### The task
Your task is to output all the records below, word for word.

### Material
════════════════════
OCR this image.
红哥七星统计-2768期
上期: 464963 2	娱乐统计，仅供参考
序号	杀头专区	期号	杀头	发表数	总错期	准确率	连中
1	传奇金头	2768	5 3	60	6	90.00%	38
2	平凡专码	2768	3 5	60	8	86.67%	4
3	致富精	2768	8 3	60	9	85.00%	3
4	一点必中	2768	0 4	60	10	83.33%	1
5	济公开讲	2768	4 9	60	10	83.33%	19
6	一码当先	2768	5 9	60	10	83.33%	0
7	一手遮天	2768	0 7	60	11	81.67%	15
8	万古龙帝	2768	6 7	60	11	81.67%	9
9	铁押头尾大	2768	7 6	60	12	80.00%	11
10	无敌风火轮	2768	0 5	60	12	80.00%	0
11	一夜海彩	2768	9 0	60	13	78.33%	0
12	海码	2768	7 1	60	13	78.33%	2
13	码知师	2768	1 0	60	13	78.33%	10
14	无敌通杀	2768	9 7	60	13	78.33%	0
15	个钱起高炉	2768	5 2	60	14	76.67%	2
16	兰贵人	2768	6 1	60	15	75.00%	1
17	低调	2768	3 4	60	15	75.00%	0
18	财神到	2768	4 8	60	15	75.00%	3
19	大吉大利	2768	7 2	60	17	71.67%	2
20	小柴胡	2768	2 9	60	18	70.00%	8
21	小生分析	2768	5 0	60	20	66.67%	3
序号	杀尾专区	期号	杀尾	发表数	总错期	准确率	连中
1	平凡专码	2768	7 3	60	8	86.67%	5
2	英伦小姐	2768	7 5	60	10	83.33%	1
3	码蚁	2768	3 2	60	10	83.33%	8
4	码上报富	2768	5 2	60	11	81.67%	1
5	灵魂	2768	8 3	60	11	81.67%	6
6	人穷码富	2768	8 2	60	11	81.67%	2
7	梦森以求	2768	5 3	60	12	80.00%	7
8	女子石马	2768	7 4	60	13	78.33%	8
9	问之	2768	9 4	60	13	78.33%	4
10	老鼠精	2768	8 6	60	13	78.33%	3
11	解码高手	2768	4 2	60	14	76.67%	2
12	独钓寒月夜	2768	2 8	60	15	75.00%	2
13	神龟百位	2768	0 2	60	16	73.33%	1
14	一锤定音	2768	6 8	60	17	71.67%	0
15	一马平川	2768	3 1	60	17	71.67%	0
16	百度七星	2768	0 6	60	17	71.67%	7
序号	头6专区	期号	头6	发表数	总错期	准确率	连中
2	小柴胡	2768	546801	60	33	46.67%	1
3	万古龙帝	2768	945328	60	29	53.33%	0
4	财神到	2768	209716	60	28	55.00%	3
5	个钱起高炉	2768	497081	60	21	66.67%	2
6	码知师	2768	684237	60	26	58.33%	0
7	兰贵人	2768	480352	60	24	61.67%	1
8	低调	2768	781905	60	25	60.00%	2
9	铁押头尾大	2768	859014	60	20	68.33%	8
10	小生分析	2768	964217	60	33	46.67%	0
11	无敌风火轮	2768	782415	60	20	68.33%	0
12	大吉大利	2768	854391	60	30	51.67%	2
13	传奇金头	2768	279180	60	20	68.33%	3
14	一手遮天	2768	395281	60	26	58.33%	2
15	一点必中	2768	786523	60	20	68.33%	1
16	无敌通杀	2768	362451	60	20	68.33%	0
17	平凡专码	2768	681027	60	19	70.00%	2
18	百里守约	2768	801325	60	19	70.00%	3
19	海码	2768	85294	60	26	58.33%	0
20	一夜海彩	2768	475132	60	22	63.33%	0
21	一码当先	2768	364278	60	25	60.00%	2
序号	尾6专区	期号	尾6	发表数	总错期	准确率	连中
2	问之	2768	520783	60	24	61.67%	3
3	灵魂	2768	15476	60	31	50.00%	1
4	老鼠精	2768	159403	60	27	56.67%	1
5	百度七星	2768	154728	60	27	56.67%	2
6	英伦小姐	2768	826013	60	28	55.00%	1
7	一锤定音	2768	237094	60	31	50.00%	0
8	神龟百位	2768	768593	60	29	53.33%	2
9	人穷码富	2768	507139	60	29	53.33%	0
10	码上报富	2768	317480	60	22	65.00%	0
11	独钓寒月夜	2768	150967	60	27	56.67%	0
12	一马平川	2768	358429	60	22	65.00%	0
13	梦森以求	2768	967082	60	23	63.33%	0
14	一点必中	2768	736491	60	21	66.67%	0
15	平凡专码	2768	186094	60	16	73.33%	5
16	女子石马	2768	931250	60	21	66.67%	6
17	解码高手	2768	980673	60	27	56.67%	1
════════════════════
### The response
OCR this image.
红哥七星统计-2768期
上期: 464963 2	娱乐统计，仅供参考
序号	杀头专区	期号	杀头	发表数	总错期	准确率	连中
1	传奇金头	2768	5 3	60	6	90.00%	38
2	平凡专码	2768	3 5	60	8	86.67%	4
3	致富精	2768	8 3	60	9	85.00%	3
4	一点必中	2768	0 4	60	10	83.33%	1
5	济公开讲	2768	4 9	60	10	83.33%	19
6	一码当先	2768	5 9	60	10	83.33%	0
7	一手遮天	2768	0 7	60	11	81.67%	15
8	万古龙帝	2768	6 7	60	11	81.67%	9
9	铁押头尾大	2768	7 6	60	12	80.00%	11
10	无敌风火轮	2768	0 5	60	12	80.00%	0
11	一夜海彩	2768	9 0	60	13	78.33%	0
12	海码	2768	7 1	60	13	78.33%	2
13	码知师	2768	1 0	60	13	78.33%	10
14	无敌通杀	2768	9 7	60	13	78.33%	0
15	个钱起高炉	2768	5 2	60	14	76.67%	2
16	兰贵人	2768	6 1	60	15	75.00%	1
17	低调	2768	3 4	60	15	75.00%	0
18	财神到	2768	4 8	60	15	75.00%	3
19	大吉大利	2768	7 2	60	17	71.67%	2
20	小柴胡	2768	2 9	60	18	70.00%	8
21	小生分析	2768	5 0	60	20	66.67%	3
序号	杀尾专区	期号	杀尾	发表数	总错期	准确率	连中
1	平凡专码	2768	7 3	60	8	86.67%	5
2	英伦小姐	2768	7 5	60	10	83.33%	1
3	码蚁	2768	3 2	60	10	83.33%	8
4	码上报富	2768	5 2	60	11	81.67%	1
5	灵魂	2768	8 3	60	11	81.67%	6
6	人穷码富	2768	8 2	60	11	81.67%	2
7	梦森以求	2768	5 3	60	12	80.00%	7
8	女子石马	2768	7 4	60	13	78.33%	8
9	问之	2768	9 4	60	13	78.33%	4
10	老鼠精	2768	8 6	60	13	78.33%	3
11	解码高手	2768	4 2	60	14	76.67%	2
12	独钓寒月夜	2768	2 8	60	15	75.00%	2
13	神龟百位	2768	0 2	60	16	73.33%	1
14	一锤定音	2768	6 8	60	17	71.67%	0
15	一马平川	2768	3 1	60	17	71.67%	0
16	百度七星	2768	0 6	60	17	71.67%	7
序号	头6专区	期号	头6	发表数	总错期	准确率	连中
2	小柴胡	2768	546801	60	33	46.67%	1
3	万古龙帝	2768	945328	60	29	53.33%	0
4	财神到	2768	209716	60	28	55.00%	3
5	个钱起高炉	2768	497081	60	21	66.67%	2
6	码知师	2768	684237	60	26	58.33%	0
7	兰贵人	2768	480352	60	24	61.67%	1
8	低调	2768	781905	60	25	60.00%	2
9	铁押头尾大	2768	859014	60	20	68.33%	8
10	小生分析	2768	964217	60	33	46.67%	0
11	无敌风火轮	2768	782415	60	20	68.33%	0
12	大吉大利	2768	854391	60	30	51.67%	2
13	传奇金头	2768	279180	60	20	68.33%	3
14	一手遮天	2768	395281	60	26	58.33%	2
15	一点必中	2768	786523	60	20	68.33%	1
16	无敌通杀	2768	362451	60	20	68.33%	0
17	平凡专码	2768	681027	60	19	70.00%	2
18	百里守约	2768	801325	60	19	70.00%	3
19	海码	2768	85294	60	26	58.33%	0
20	一夜海彩	2768	475132	60	22	63.33%	0
21	一码当先	2768	364278	60	25	60.00%	2
序号	尾6专区	期号	尾6	发表数	总错期	准确率	连中
2	问之	2768	520783	60	24	61.67%	3
3	灵魂	2768	15476	60	31	50.00%	1
4	老鼠精	2768	159403	60	27	56.67%	1
5	百度七星	2768	154728	60	27	56.67%	2
6	英伦小姐	2768	826013	60	28	55.00%	1
7	一锤定音	2768	237094	60	31	50.00%	0
8	神龟百位	2768	768593	60	29	53.33%	2
9	人穷码富	2768	507139	60	29	53.33%	0
10	码上报富	2768	317480	60	22	65.00%	0
11	独钓寒月夜	2768	150967	60	27	56.67%	0
12	一马平川	2768	358429	60	22	65.00%	0
13	梦森以求	2768	967082	60	23	63.33%	0
14	一点必中	2768	736491	60	21	66.67%	0
15	平凡专码	2768	186094	60	16	73.33%	5
16	女子石马	2768	931250	60	21	66.67%	6
17	解码高手	2768	980673	60	27	56.67%	1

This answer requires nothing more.